Goal:
Reproduce the listing below exactly, minus its pictures.

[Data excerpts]
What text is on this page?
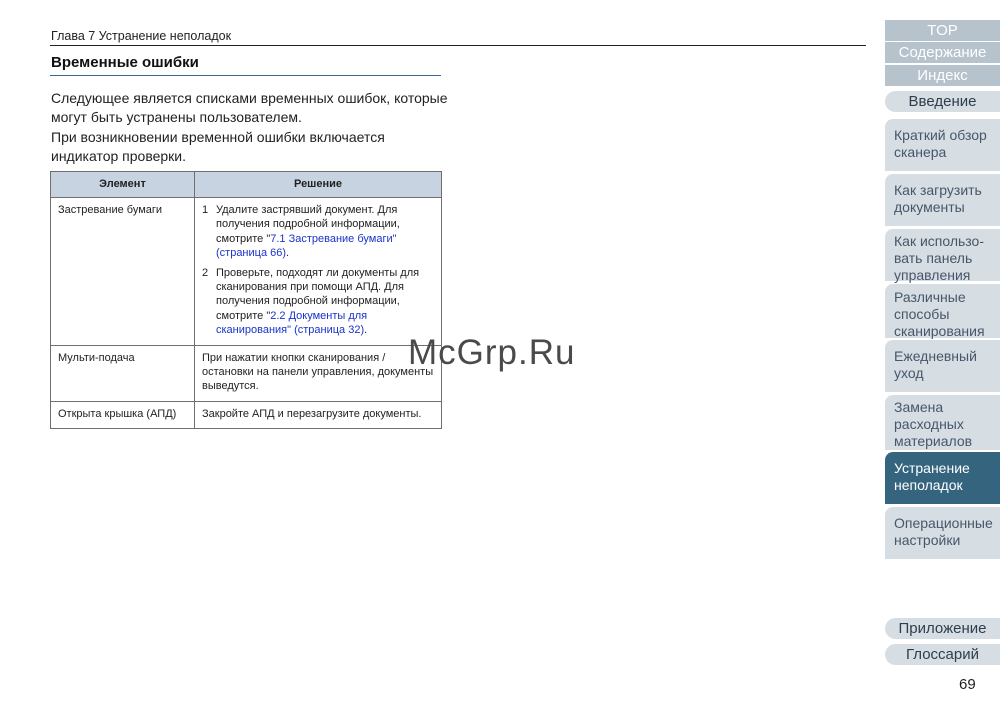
Глава 7 Устранение неполадок
Временные ошибки

Следующее является списками временных ошибок, которые могут быть устранены пользователем.

При возникновении временной ошибки включается индикатор проверки.

Элемент	Решение
Застревание бумаги	1 Удалите застрявший документ. Для получения подробной информации, смотрите "7.1 Застревание бумаги" (страница 66).
2 Проверьте, подходят ли документы для сканирования при помощи АПД. Для получения подробной информации, смотрите "2.2 Документы для сканирования" (страница 32).

Мульти-подача	При нажатии кнопки сканирования / остановки на панели управления, документы выведутся.
Открыта крышка (АПД)	Закройте АПД и перезагрузите документы.
McGrp.Ru
TOP
Содержание
Индекс
Введение
Краткий обзор сканера
Как загрузить документы
Как использо-вать панель управления
Различные способы сканирования
Ежедневный уход
Замена расходных материалов
Устранение неполадок
Операционные настройки
Приложение
Глоссарий
69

Result:
What text is on this page?
Глава 7 Устранение неполадок
Временные ошибки

Следующее является списками временных ошибок, которые могут быть устранены пользователем.

При возникновении временной ошибки включается индикатор проверки.

Элемент	Решение
Застревание бумаги	1 Удалите застрявший документ. Для получения подробной информации, смотрите "7.1 Застревание бумаги" (страница 66).
2 Проверьте, подходят ли документы для сканирования при помощи АПД. Для получения подробной информации, смотрите "2.2 Документы для сканирования" (страница 32).

Мульти-подача	При нажатии кнопки сканирования / остановки на панели управления, документы выведутся.
Открыта крышка (АПД)	Закройте АПД и перезагрузите документы.
McGrp.Ru
TOP
Содержание
Индекс
Введение
Краткий обзор сканера
Как загрузить документы
Как использо-вать панель управления
Различные способы сканирования
Ежедневный уход
Замена расходных материалов
Устранение неполадок
Операционные настройки
Приложение
Глоссарий
69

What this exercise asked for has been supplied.